## JOB
Write out the material exactly, with the pictures left out.

## begin RECORDS FOR THE EXERCISE

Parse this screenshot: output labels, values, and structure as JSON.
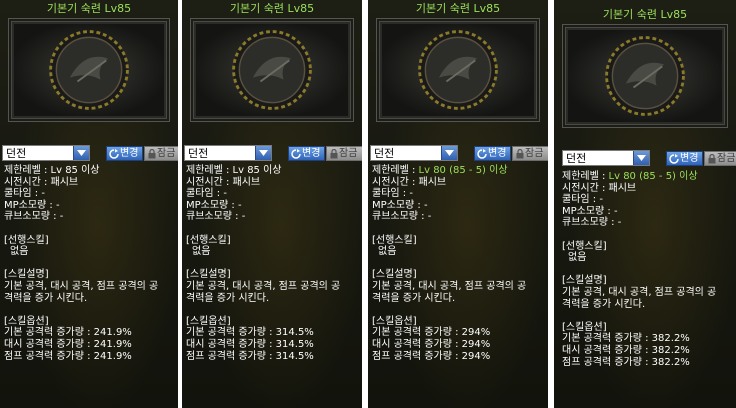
{
  "panels": [
    {
      "title": "기본기 숙련 Lv85",
      "dropdown_value": "던전",
      "change_button": "변경",
      "lock_button": "잠금",
      "level_label": "제한레벨 : ",
      "level_value": "Lv 85 이상",
      "level_highlight": false,
      "cast_time": "시전시간 : 패시브",
      "cooldown": "쿨타임 : -",
      "mp_cost": "MP소모량 : -",
      "cube_cost": "큐브소모량 : -",
      "prereq_header": "[선행스킬]",
      "prereq_value": "없음",
      "desc_header": "[스킬설명]",
      "desc_line1": "기본 공격, 대시 공격, 점프 공격의 공",
      "desc_line2": "격력을 증가 시킨다.",
      "option_header": "[스킬옵션]",
      "option_lines": [
        "기본 공격력 증가량 : 241.9%",
        "대시 공격력 증가량 : 241.9%",
        "점프 공격력 증가량 : 241.9%"
      ]
    },
    {
      "title": "기본기 숙련 Lv85",
      "dropdown_value": "던전",
      "change_button": "변경",
      "lock_button": "잠금",
      "level_label": "제한레벨 : ",
      "level_value": "Lv 85 이상",
      "level_highlight": false,
      "cast_time": "시전시간 : 패시브",
      "cooldown": "쿨타임 : -",
      "mp_cost": "MP소모량 : -",
      "cube_cost": "큐브소모량 : -",
      "prereq_header": "[선행스킬]",
      "prereq_value": "없음",
      "desc_header": "[스킬설명]",
      "desc_line1": "기본 공격, 대시 공격, 점프 공격의 공",
      "desc_line2": "격력을 증가 시킨다.",
      "option_header": "[스킬옵션]",
      "option_lines": [
        "기본 공격력 증가량 : 314.5%",
        "대시 공격력 증가량 : 314.5%",
        "점프 공격력 증가량 : 314.5%"
      ]
    },
    {
      "title": "기본기 숙련 Lv85",
      "dropdown_value": "던전",
      "change_button": "변경",
      "lock_button": "잠금",
      "level_label": "제한레벨 : ",
      "level_value": "Lv 80 (85 - 5) 이상",
      "level_highlight": true,
      "cast_time": "시전시간 : 패시브",
      "cooldown": "쿨타임 : -",
      "mp_cost": "MP소모량 : -",
      "cube_cost": "큐브소모량 : -",
      "prereq_header": "[선행스킬]",
      "prereq_value": "없음",
      "desc_header": "[스킬설명]",
      "desc_line1": "기본 공격, 대시 공격, 점프 공격의 공",
      "desc_line2": "격력을 증가 시킨다.",
      "option_header": "[스킬옵션]",
      "option_lines": [
        "기본 공격력 증가량 : 294%",
        "대시 공격력 증가량 : 294%",
        "점프 공격력 증가량 : 294%"
      ]
    },
    {
      "title": "기본기 숙련 Lv85",
      "dropdown_value": "던전",
      "change_button": "변경",
      "lock_button": "잠금",
      "level_label": "제한레벨 : ",
      "level_value": "Lv 80 (85 - 5) 이상",
      "level_highlight": true,
      "cast_time": "시전시간 : 패시브",
      "cooldown": "쿨타임 : -",
      "mp_cost": "MP소모량 : -",
      "cube_cost": "큐브소모량 : -",
      "prereq_header": "[선행스킬]",
      "prereq_value": "없음",
      "desc_header": "[스킬설명]",
      "desc_line1": "기본 공격, 대시 공격, 점프 공격의 공",
      "desc_line2": "격력을 증가 시킨다.",
      "option_header": "[스킬옵션]",
      "option_lines": [
        "기본 공격력 증가량 : 382.2%",
        "대시 공격력 증가량 : 382.2%",
        "점프 공격력 증가량 : 382.2%"
      ]
    }
  ],
  "colors": {
    "title_green": "#9be05a",
    "text_white": "#ffffff",
    "panel_bg": "#16170f",
    "button_blue": "#2e63b8",
    "button_gray": "#8d8d8d"
  },
  "icons": [
    "skill-emblem-icon",
    "dropdown-arrow-icon",
    "refresh-icon",
    "lock-icon"
  ]
}
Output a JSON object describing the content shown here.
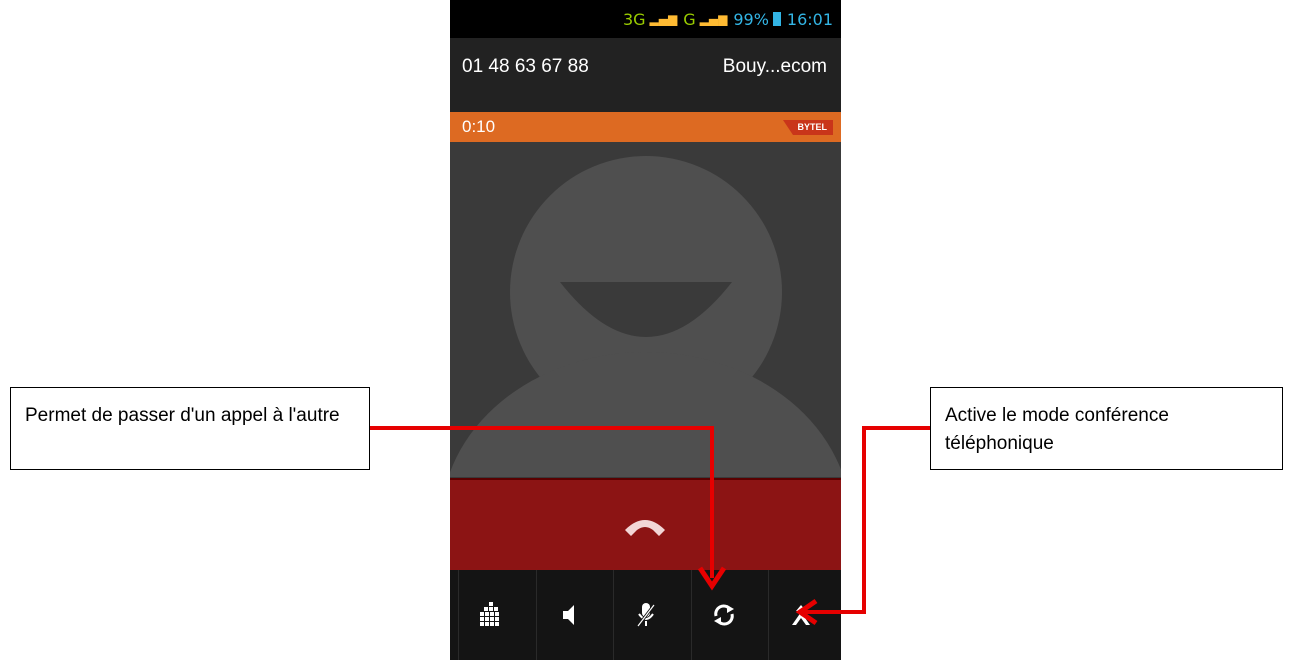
{
  "status_bar": {
    "network": "3G",
    "network2": "G",
    "battery": "99%",
    "time": "16:01"
  },
  "call": {
    "number": "01 48 63 67 88",
    "operator": "Bouy...ecom",
    "duration": "0:10",
    "badge": "BYTEL"
  },
  "controls": [
    {
      "name": "dialpad-icon"
    },
    {
      "name": "speaker-icon"
    },
    {
      "name": "mute-icon"
    },
    {
      "name": "swap-call-icon"
    },
    {
      "name": "merge-call-icon"
    }
  ],
  "callouts": {
    "left": "Permet de passer d'un appel à l'autre",
    "right": "Active le mode conférence téléphonique"
  },
  "colors": {
    "accent_orange": "#dd6a22",
    "hangup_red": "#8c1414",
    "arrow_red": "#e60000"
  }
}
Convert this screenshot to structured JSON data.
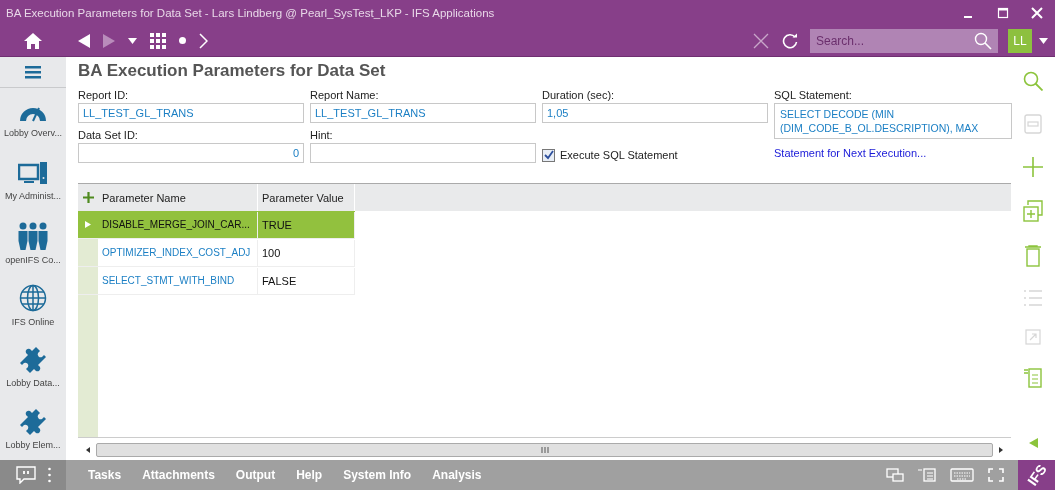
{
  "window": {
    "title": "BA Execution Parameters for Data Set - Lars Lindberg @ Pearl_SysTest_LKP - IFS Applications"
  },
  "search": {
    "placeholder": "Search..."
  },
  "user": {
    "initials": "LL"
  },
  "sidebar": {
    "items": [
      {
        "label": "Lobby Overv...",
        "kind": "gauge"
      },
      {
        "label": "My Administ...",
        "kind": "computer"
      },
      {
        "label": "openIFS Co...",
        "kind": "people"
      },
      {
        "label": "IFS Online",
        "kind": "globe"
      },
      {
        "label": "Lobby Data...",
        "kind": "puzzle"
      },
      {
        "label": "Lobby Elem...",
        "kind": "puzzle"
      }
    ]
  },
  "page": {
    "title": "BA Execution Parameters for Data Set"
  },
  "form": {
    "fields": [
      {
        "label": "Report ID:",
        "value": "LL_TEST_GL_TRANS",
        "kind": "text"
      },
      {
        "label": "Report Name:",
        "value": "LL_TEST_GL_TRANS",
        "kind": "text"
      },
      {
        "label": "Duration (sec):",
        "value": "1,05",
        "kind": "text"
      },
      {
        "label": "Data Set ID:",
        "value": "0",
        "kind": "number"
      },
      {
        "label": "Hint:",
        "kind": "text"
      }
    ],
    "sql": {
      "label": "SQL Statement:",
      "value": "SELECT DECODE (MIN (DIM_CODE_B_OL.DESCRIPTION), MAX"
    },
    "execute": {
      "label": "Execute SQL Statement",
      "checked": true
    },
    "link": "Statement for Next Execution..."
  },
  "table": {
    "columns": [
      "Parameter Name",
      "Parameter Value"
    ],
    "rows": [
      {
        "name": "DISABLE_MERGE_JOIN_CAR...",
        "value": "TRUE",
        "selected": true
      },
      {
        "name": "OPTIMIZER_INDEX_COST_ADJ",
        "value": "100",
        "selected": false
      },
      {
        "name": "SELECT_STMT_WITH_BIND",
        "value": "FALSE",
        "selected": false
      }
    ]
  },
  "toolbar": [
    {
      "kind": "search",
      "disabled": false
    },
    {
      "kind": "save",
      "disabled": true
    },
    {
      "kind": "add",
      "disabled": false
    },
    {
      "kind": "duplicate",
      "disabled": false
    },
    {
      "kind": "delete",
      "disabled": false
    },
    {
      "kind": "list",
      "disabled": true
    },
    {
      "kind": "open",
      "disabled": true
    },
    {
      "kind": "details",
      "disabled": false
    }
  ],
  "bottom_menu": [
    "Tasks",
    "Attachments",
    "Output",
    "Help",
    "System Info",
    "Analysis"
  ],
  "logo": "IFS"
}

## end RECORDS FOR THE EXERCISE

## EXPECTED ANSWER
Parse this screenshot: output labels, values, and structure as JSON.
{
  "panels": [
    {
      "title": "기본기 숙련 Lv85",
      "dropdown_value": "던전",
      "change_button": "변경",
      "lock_button": "잠금",
      "level_label": "제한레벨 : ",
      "level_value": "Lv 85 이상",
      "level_highlight": false,
      "cast_time": "시전시간 : 패시브",
      "cooldown": "쿨타임 : -",
      "mp_cost": "MP소모량 : -",
      "cube_cost": "큐브소모량 : -",
      "prereq_header": "[선행스킬]",
      "prereq_value": "없음",
      "desc_header": "[스킬설명]",
      "desc_line1": "기본 공격, 대시 공격, 점프 공격의 공",
      "desc_line2": "격력을 증가 시킨다.",
      "option_header": "[스킬옵션]",
      "option_lines": [
        "기본 공격력 증가량 : 241.9%",
        "대시 공격력 증가량 : 241.9%",
        "점프 공격력 증가량 : 241.9%"
      ]
    },
    {
      "title": "기본기 숙련 Lv85",
      "dropdown_value": "던전",
      "change_button": "변경",
      "lock_button": "잠금",
      "level_label": "제한레벨 : ",
      "level_value": "Lv 85 이상",
      "level_highlight": false,
      "cast_time": "시전시간 : 패시브",
      "cooldown": "쿨타임 : -",
      "mp_cost": "MP소모량 : -",
      "cube_cost": "큐브소모량 : -",
      "prereq_header": "[선행스킬]",
      "prereq_value": "없음",
      "desc_header": "[스킬설명]",
      "desc_line1": "기본 공격, 대시 공격, 점프 공격의 공",
      "desc_line2": "격력을 증가 시킨다.",
      "option_header": "[스킬옵션]",
      "option_lines": [
        "기본 공격력 증가량 : 314.5%",
        "대시 공격력 증가량 : 314.5%",
        "점프 공격력 증가량 : 314.5%"
      ]
    },
    {
      "title": "기본기 숙련 Lv85",
      "dropdown_value": "던전",
      "change_button": "변경",
      "lock_button": "잠금",
      "level_label": "제한레벨 : ",
      "level_value": "Lv 80 (85 - 5) 이상",
      "level_highlight": true,
      "cast_time": "시전시간 : 패시브",
      "cooldown": "쿨타임 : -",
      "mp_cost": "MP소모량 : -",
      "cube_cost": "큐브소모량 : -",
      "prereq_header": "[선행스킬]",
      "prereq_value": "없음",
      "desc_header": "[스킬설명]",
      "desc_line1": "기본 공격, 대시 공격, 점프 공격의 공",
      "desc_line2": "격력을 증가 시킨다.",
      "option_header": "[스킬옵션]",
      "option_lines": [
        "기본 공격력 증가량 : 294%",
        "대시 공격력 증가량 : 294%",
        "점프 공격력 증가량 : 294%"
      ]
    },
    {
      "title": "기본기 숙련 Lv85",
      "dropdown_value": "던전",
      "change_button": "변경",
      "lock_button": "잠금",
      "level_label": "제한레벨 : ",
      "level_value": "Lv 80 (85 - 5) 이상",
      "level_highlight": true,
      "cast_time": "시전시간 : 패시브",
      "cooldown": "쿨타임 : -",
      "mp_cost": "MP소모량 : -",
      "cube_cost": "큐브소모량 : -",
      "prereq_header": "[선행스킬]",
      "prereq_value": "없음",
      "desc_header": "[스킬설명]",
      "desc_line1": "기본 공격, 대시 공격, 점프 공격의 공",
      "desc_line2": "격력을 증가 시킨다.",
      "option_header": "[스킬옵션]",
      "option_lines": [
        "기본 공격력 증가량 : 382.2%",
        "대시 공격력 증가량 : 382.2%",
        "점프 공격력 증가량 : 382.2%"
      ]
    }
  ],
  "colors": {
    "title_green": "#9be05a",
    "text_white": "#ffffff",
    "panel_bg": "#16170f",
    "button_blue": "#2e63b8",
    "button_gray": "#8d8d8d"
  },
  "icons": [
    "skill-emblem-icon",
    "dropdown-arrow-icon",
    "refresh-icon",
    "lock-icon"
  ]
}
Output a JSON object describing the content shown here.
{
  "status_bar": {
    "network": "3G",
    "network2": "G",
    "battery": "99%",
    "time": "16:01"
  },
  "call": {
    "number": "01 48 63 67 88",
    "operator": "Bouy...ecom",
    "duration": "0:10",
    "badge": "BYTEL"
  },
  "controls": [
    {
      "name": "dialpad-icon"
    },
    {
      "name": "speaker-icon"
    },
    {
      "name": "mute-icon"
    },
    {
      "name": "swap-call-icon"
    },
    {
      "name": "merge-call-icon"
    }
  ],
  "callouts": {
    "left": "Permet de passer d'un appel à l'autre",
    "right": "Active le mode conférence téléphonique"
  },
  "colors": {
    "accent_orange": "#dd6a22",
    "hangup_red": "#8c1414",
    "arrow_red": "#e60000"
  }
}
Convert this screenshot to structured JSON data.
{
  "window": {
    "title": "BA Execution Parameters for Data Set - Lars Lindberg @ Pearl_SysTest_LKP - IFS Applications"
  },
  "search": {
    "placeholder": "Search..."
  },
  "user": {
    "initials": "LL"
  },
  "sidebar": {
    "items": [
      {
        "label": "Lobby Overv...",
        "kind": "gauge"
      },
      {
        "label": "My Administ...",
        "kind": "computer"
      },
      {
        "label": "openIFS Co...",
        "kind": "people"
      },
      {
        "label": "IFS Online",
        "kind": "globe"
      },
      {
        "label": "Lobby Data...",
        "kind": "puzzle"
      },
      {
        "label": "Lobby Elem...",
        "kind": "puzzle"
      }
    ]
  },
  "page": {
    "title": "BA Execution Parameters for Data Set"
  },
  "form": {
    "fields": [
      {
        "label": "Report ID:",
        "value": "LL_TEST_GL_TRANS",
        "kind": "text"
      },
      {
        "label": "Report Name:",
        "value": "LL_TEST_GL_TRANS",
        "kind": "text"
      },
      {
        "label": "Duration (sec):",
        "value": "1,05",
        "kind": "text"
      },
      {
        "label": "Data Set ID:",
        "value": "0",
        "kind": "number"
      },
      {
        "label": "Hint:",
        "kind": "text"
      }
    ],
    "sql": {
      "label": "SQL Statement:",
      "value": "SELECT DECODE (MIN (DIM_CODE_B_OL.DESCRIPTION), MAX"
    },
    "execute": {
      "label": "Execute SQL Statement",
      "checked": true
    },
    "link": "Statement for Next Execution..."
  },
  "table": {
    "columns": [
      "Parameter Name",
      "Parameter Value"
    ],
    "rows": [
      {
        "name": "DISABLE_MERGE_JOIN_CAR...",
        "value": "TRUE",
        "selected": true
      },
      {
        "name": "OPTIMIZER_INDEX_COST_ADJ",
        "value": "100",
        "selected": false
      },
      {
        "name": "SELECT_STMT_WITH_BIND",
        "value": "FALSE",
        "selected": false
      }
    ]
  },
  "toolbar": [
    {
      "kind": "search",
      "disabled": false
    },
    {
      "kind": "save",
      "disabled": true
    },
    {
      "kind": "add",
      "disabled": false
    },
    {
      "kind": "duplicate",
      "disabled": false
    },
    {
      "kind": "delete",
      "disabled": false
    },
    {
      "kind": "list",
      "disabled": true
    },
    {
      "kind": "open",
      "disabled": true
    },
    {
      "kind": "details",
      "disabled": false
    }
  ],
  "bottom_menu": [
    "Tasks",
    "Attachments",
    "Output",
    "Help",
    "System Info",
    "Analysis"
  ],
  "logo": "IFS"
}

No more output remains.